* EXTRACTED DATA
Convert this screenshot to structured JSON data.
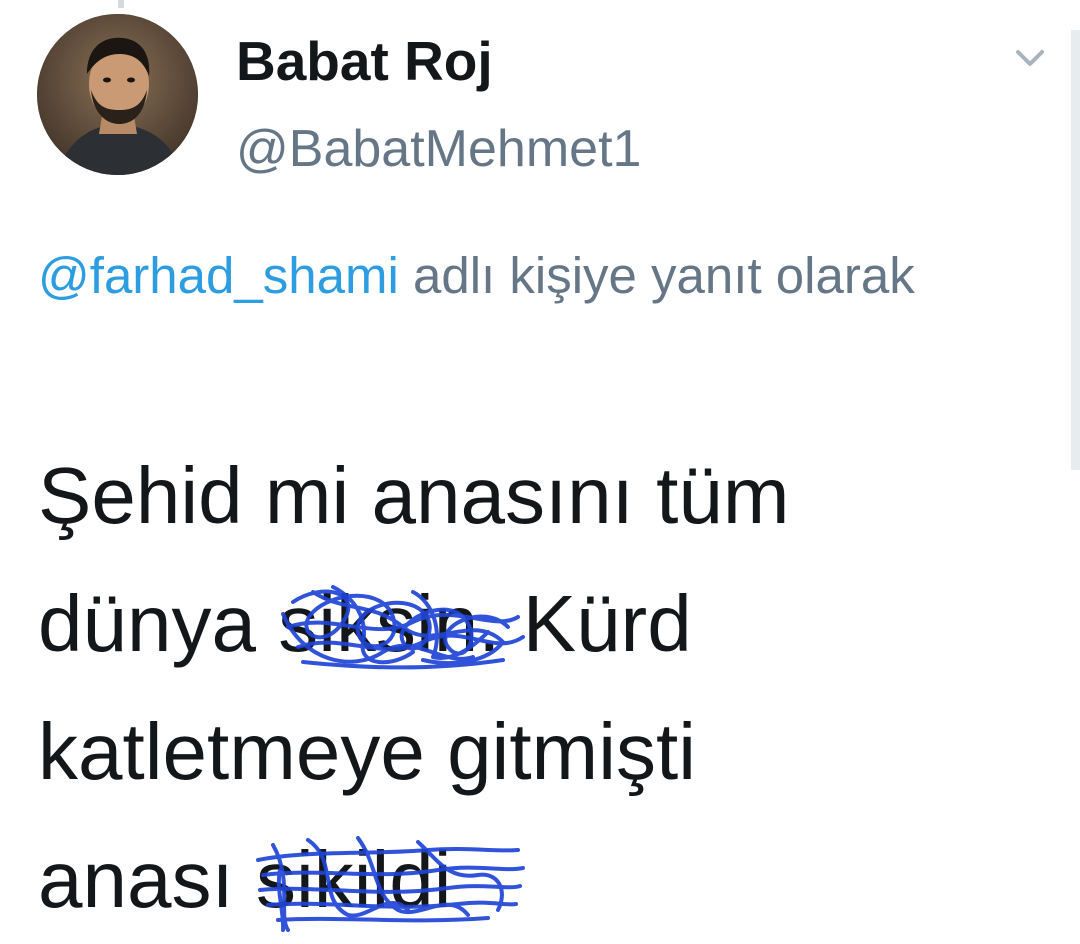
{
  "tweet": {
    "display_name": "Babat Roj",
    "username": "@BabatMehmet1",
    "reply_handle": "@farhad_shami",
    "reply_suffix": " adlı kişiye yanıt olarak",
    "text": {
      "line1": "Şehid mi anasını tüm",
      "line2_before": "dünya ",
      "line2_redacted": "siksin",
      "line2_after": ". Kürd",
      "line3": "katletmeye gitmişti",
      "line4_before": "anası ",
      "line4_redacted": "sikildi"
    }
  },
  "icons": {
    "menu": "chevron-down-icon",
    "avatar": "profile-photo"
  },
  "colors": {
    "name": "#14171a",
    "secondary": "#657786",
    "link": "#2b9de0",
    "scribble": "#1f45d6"
  }
}
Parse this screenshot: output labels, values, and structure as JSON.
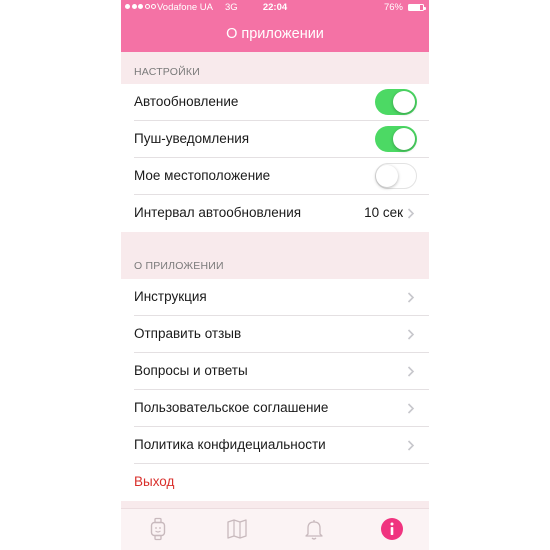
{
  "status_bar": {
    "signal": [
      true,
      true,
      true,
      false,
      false
    ],
    "carrier": "Vodafone UA",
    "network": "3G",
    "time": "22:04",
    "battery_percent": "76%",
    "battery_level": 0.76
  },
  "nav": {
    "title": "О приложении"
  },
  "settings_section": {
    "header": "НАСТРОЙКИ",
    "auto_update": {
      "label": "Автообновление",
      "enabled": true
    },
    "push_notifications": {
      "label": "Пуш-уведомления",
      "enabled": true
    },
    "location": {
      "label": "Мое местоположение",
      "enabled": false
    },
    "update_interval": {
      "label": "Интервал автообновления",
      "value": "10 сек"
    }
  },
  "about_section": {
    "header": "О ПРИЛОЖЕНИИ",
    "items": {
      "instructions": "Инструкция",
      "feedback": "Отправить отзыв",
      "faq": "Вопросы и ответы",
      "user_agreement": "Пользовательское соглашение",
      "privacy_policy": "Политика конфидециальности"
    },
    "logout": "Выход"
  },
  "tab_bar": {
    "tabs": [
      {
        "icon": "watch-icon",
        "active": false
      },
      {
        "icon": "map-icon",
        "active": false
      },
      {
        "icon": "bell-icon",
        "active": false
      },
      {
        "icon": "info-icon",
        "active": true
      }
    ]
  },
  "colors": {
    "accent": "#f472a5",
    "toggle_on": "#4cd964",
    "logout": "#d9302c",
    "tab_inactive": "#c8b9bd",
    "tab_active": "#f0337f"
  }
}
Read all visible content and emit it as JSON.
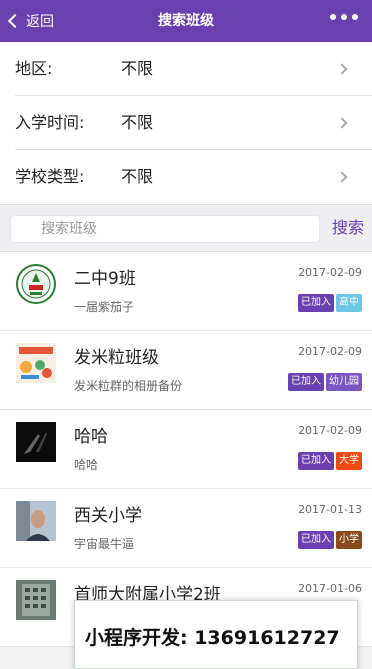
{
  "header": {
    "back_label": "返回",
    "title": "搜索班级"
  },
  "filters": [
    {
      "label": "地区:",
      "value": "不限"
    },
    {
      "label": "入学时间:",
      "value": "不限"
    },
    {
      "label": "学校类型:",
      "value": "不限"
    }
  ],
  "search": {
    "placeholder": "搜索班级",
    "button_label": "搜索"
  },
  "classes": [
    {
      "name": "二中9班",
      "desc": "一届紫茄子",
      "date": "2017-02-09",
      "tags": [
        {
          "text": "已加入",
          "color": "#6a3fb0"
        },
        {
          "text": "高中",
          "color": "#6ac7e8"
        }
      ],
      "thumb": "school-emblem"
    },
    {
      "name": "发米粒班级",
      "desc": "发米粒群的相册备份",
      "date": "2017-02-09",
      "tags": [
        {
          "text": "已加入",
          "color": "#6a3fb0"
        },
        {
          "text": "幼儿园",
          "color": "#7b55c2"
        }
      ],
      "thumb": "kids-drawing"
    },
    {
      "name": "哈哈",
      "desc": "哈哈",
      "date": "2017-02-09",
      "tags": [
        {
          "text": "已加入",
          "color": "#6a3fb0"
        },
        {
          "text": "大学",
          "color": "#ef4a12"
        }
      ],
      "thumb": "dark-photo"
    },
    {
      "name": "西关小学",
      "desc": "宇宙最牛逼",
      "date": "2017-01-13",
      "tags": [
        {
          "text": "已加入",
          "color": "#6a3fb0"
        },
        {
          "text": "小学",
          "color": "#8a4a1a"
        }
      ],
      "thumb": "person-photo"
    },
    {
      "name": "首师大附属小学2班",
      "desc": "",
      "date": "2017-01-06",
      "tags": [],
      "thumb": "building-photo"
    }
  ],
  "popup": {
    "text": "小程序开发: 13691612727"
  }
}
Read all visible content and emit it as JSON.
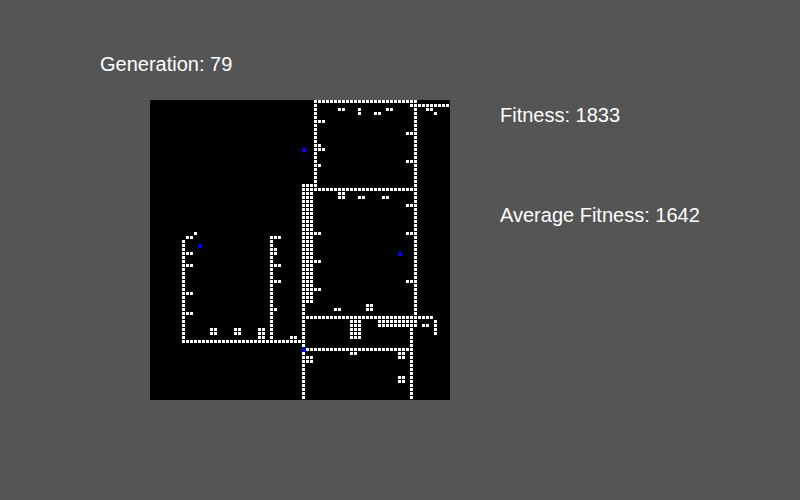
{
  "generation": {
    "label": "Generation: 79"
  },
  "stats": [
    {
      "label": "Fitness: 1833"
    },
    {
      "label": "Average Fitness: 1642"
    }
  ],
  "grid": {
    "size": 75,
    "walls": [
      [
        41,
        0,
        65,
        0
      ],
      [
        65,
        1,
        74,
        1
      ],
      [
        69,
        2,
        70,
        2
      ],
      [
        71,
        3,
        71,
        3
      ],
      [
        41,
        0,
        41,
        21
      ],
      [
        42,
        5,
        43,
        5
      ],
      [
        42,
        11,
        42,
        11
      ],
      [
        42,
        12,
        43,
        12
      ],
      [
        42,
        16,
        42,
        16
      ],
      [
        66,
        0,
        66,
        56
      ],
      [
        64,
        8,
        65,
        8
      ],
      [
        64,
        15,
        65,
        15
      ],
      [
        64,
        26,
        65,
        26
      ],
      [
        64,
        33,
        65,
        33
      ],
      [
        64,
        45,
        65,
        45
      ],
      [
        47,
        2,
        48,
        2
      ],
      [
        52,
        2,
        52,
        3
      ],
      [
        59,
        2,
        60,
        2
      ],
      [
        56,
        3,
        57,
        3
      ],
      [
        38,
        21,
        40,
        21
      ],
      [
        38,
        21,
        38,
        74
      ],
      [
        39,
        22,
        40,
        50
      ],
      [
        38,
        22,
        66,
        22
      ],
      [
        47,
        23,
        48,
        24
      ],
      [
        52,
        24,
        53,
        24
      ],
      [
        58,
        24,
        59,
        24
      ],
      [
        41,
        33,
        42,
        33
      ],
      [
        41,
        40,
        42,
        40
      ],
      [
        41,
        47,
        42,
        47
      ],
      [
        38,
        54,
        70,
        54
      ],
      [
        46,
        52,
        47,
        52
      ],
      [
        54,
        51,
        55,
        52
      ],
      [
        57,
        55,
        66,
        56
      ],
      [
        50,
        55,
        52,
        59
      ],
      [
        71,
        55,
        71,
        58
      ],
      [
        68,
        56,
        69,
        56
      ],
      [
        10,
        60,
        38,
        60
      ],
      [
        8,
        60,
        9,
        60
      ],
      [
        38,
        62,
        65,
        62
      ],
      [
        39,
        64,
        40,
        65
      ],
      [
        50,
        63,
        51,
        63
      ],
      [
        8,
        35,
        8,
        59
      ],
      [
        9,
        34,
        10,
        34
      ],
      [
        11,
        33,
        11,
        33
      ],
      [
        9,
        38,
        10,
        38
      ],
      [
        9,
        41,
        10,
        41
      ],
      [
        9,
        48,
        10,
        48
      ],
      [
        9,
        53,
        10,
        53
      ],
      [
        30,
        34,
        30,
        59
      ],
      [
        31,
        34,
        32,
        34
      ],
      [
        31,
        37,
        31,
        38
      ],
      [
        31,
        41,
        32,
        41
      ],
      [
        31,
        45,
        32,
        45
      ],
      [
        31,
        52,
        31,
        52
      ],
      [
        15,
        57,
        16,
        58
      ],
      [
        21,
        57,
        22,
        58
      ],
      [
        27,
        57,
        28,
        59
      ],
      [
        35,
        59,
        36,
        59
      ],
      [
        65,
        57,
        65,
        74
      ],
      [
        62,
        63,
        63,
        64
      ],
      [
        62,
        69,
        63,
        70
      ]
    ],
    "agents": [
      {
        "col": 38,
        "row": 12,
        "color": "#0000ff"
      },
      {
        "col": 12,
        "row": 36,
        "color": "#0000ff"
      },
      {
        "col": 62,
        "row": 38,
        "color": "#0000ff"
      },
      {
        "col": 38,
        "row": 62,
        "color": "#0000ff"
      }
    ]
  }
}
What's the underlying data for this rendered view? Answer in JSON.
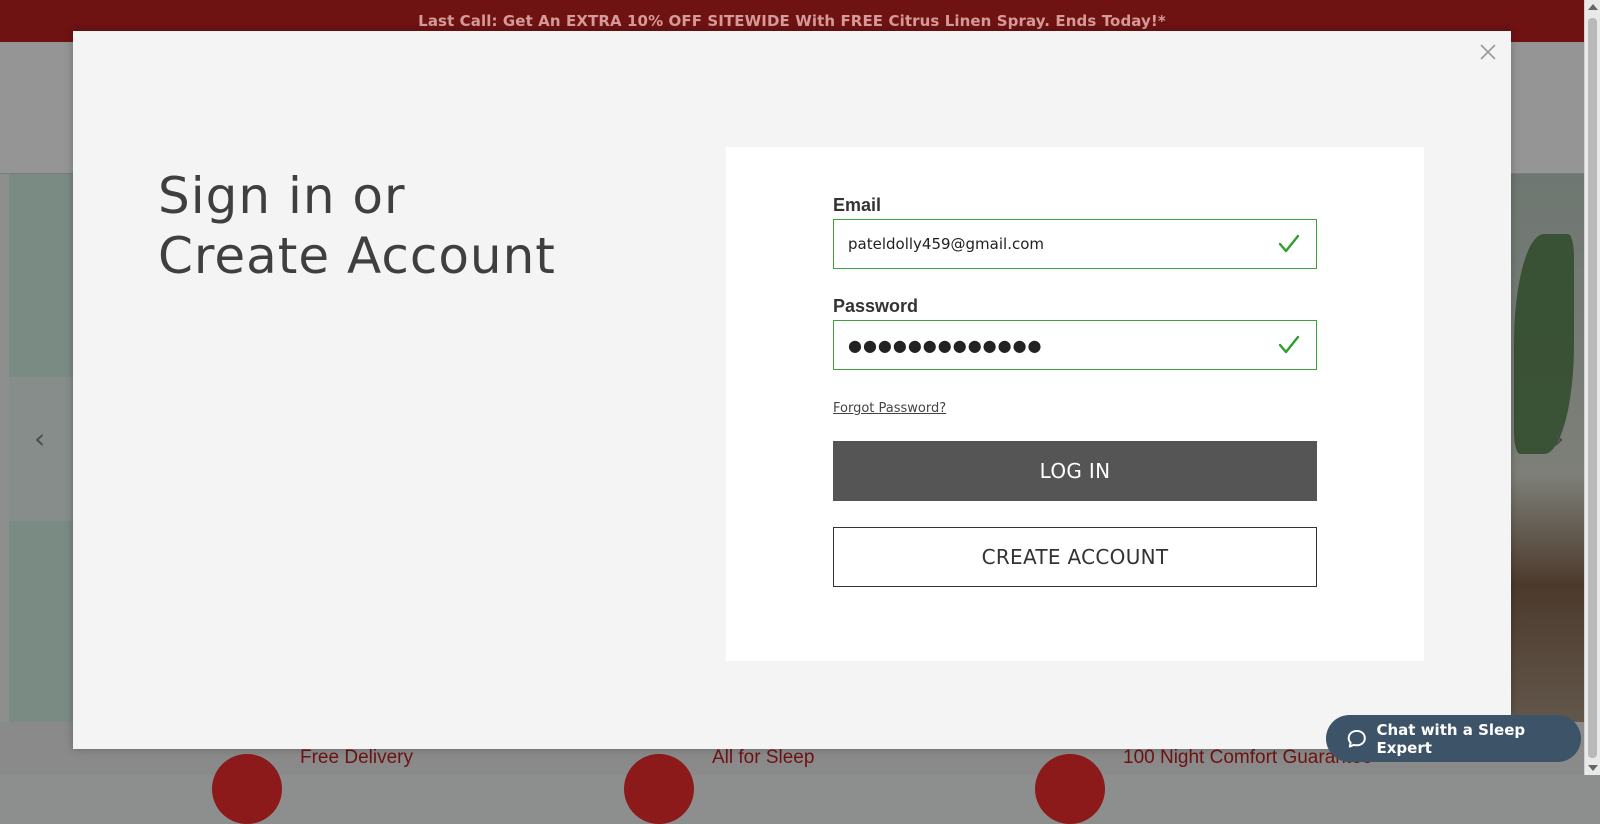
{
  "promo": {
    "text": "Last Call: Get An EXTRA 10% OFF SITEWIDE With FREE Citrus Linen Spray. Ends Today!*"
  },
  "background": {
    "prev_arrow": "‹",
    "next_arrow": "›",
    "features": [
      {
        "label": "Free Delivery"
      },
      {
        "label": "All for Sleep"
      },
      {
        "label": "100 Night Comfort Guarantee"
      }
    ]
  },
  "modal": {
    "title_line1": "Sign in or",
    "title_line2": "Create Account",
    "close_icon": "close-icon",
    "form": {
      "email_label": "Email",
      "email_value": "pateldolly459@gmail.com",
      "password_label": "Password",
      "password_value": "●●●●●●●●●●●●●",
      "valid_icon": "check-icon",
      "valid_color": "#2e9e2e",
      "forgot_link": "Forgot Password?",
      "login_button": "LOG IN",
      "create_button": "CREATE ACCOUNT"
    }
  },
  "chat": {
    "label": "Chat with a Sleep Expert",
    "icon": "chat-bubble-icon",
    "color": "#3d5368"
  },
  "colors": {
    "promo_bg": "#6e1212",
    "login_bg": "#555555",
    "modal_bg": "#f4f4f4"
  }
}
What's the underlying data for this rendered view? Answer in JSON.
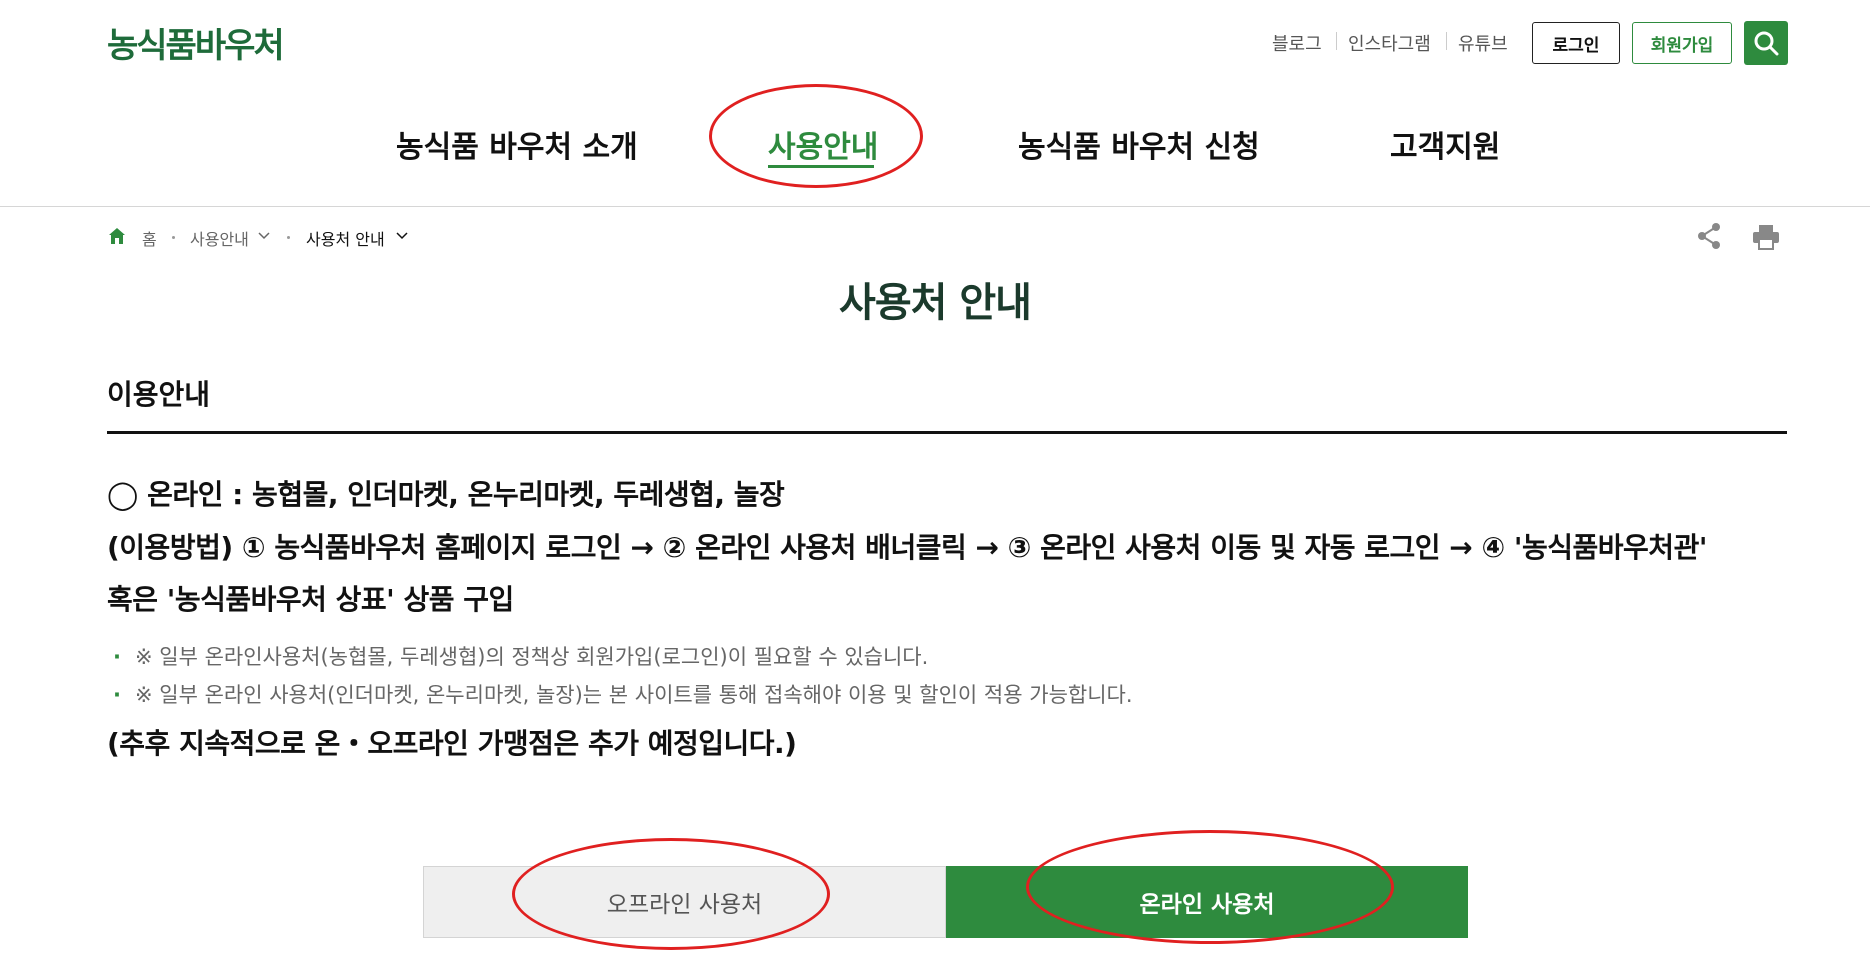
{
  "header": {
    "logo": "농식품바우처",
    "util_links": [
      "블로그",
      "인스타그램",
      "유튜브"
    ],
    "login_label": "로그인",
    "join_label": "회원가입"
  },
  "gnb": [
    "농식품 바우처 소개",
    "사용안내",
    "농식품 바우처 신청",
    "고객지원"
  ],
  "breadcrumb": {
    "home": "홈",
    "level1": "사용안내",
    "level2": "사용처 안내"
  },
  "page_title": "사용처 안내",
  "section_title": "이용안내",
  "content": {
    "line1": "◯ 온라인 : 농협몰, 인더마켓, 온누리마켓, 두레생협, 놀장",
    "line2": "(이용방법) ① 농식품바우처 홈페이지 로그인 → ② 온라인 사용처 배너클릭 → ③ 온라인 사용처 이동 및 자동 로그인 → ④ '농식품바우처관'",
    "line3": "혹은 '농식품바우처 상표' 상품 구입",
    "note1": "※ 일부 온라인사용처(농협몰, 두레생협)의 정책상 회원가입(로그인)이 필요할 수 있습니다.",
    "note2": "※ 일부 온라인 사용처(인더마켓, 온누리마켓, 놀장)는 본 사이트를 통해 접속해야 이용 및 할인이 적용 가능합니다.",
    "line4": "(추후 지속적으로 온・오프라인 가맹점은 추가 예정입니다.)"
  },
  "tabs": {
    "offline": "오프라인 사용처",
    "online": "온라인 사용처"
  },
  "colors": {
    "brand_green": "#2e8b3e",
    "annotation_red": "#e02020"
  }
}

* GIVEN INSTRUCTION
Which lines hold the word "screenshot"? Show each one.

* EXPECTED ANSWER
Convert this screenshot to structured JSON data.
Parse this screenshot: output labels, values, and structure as JSON.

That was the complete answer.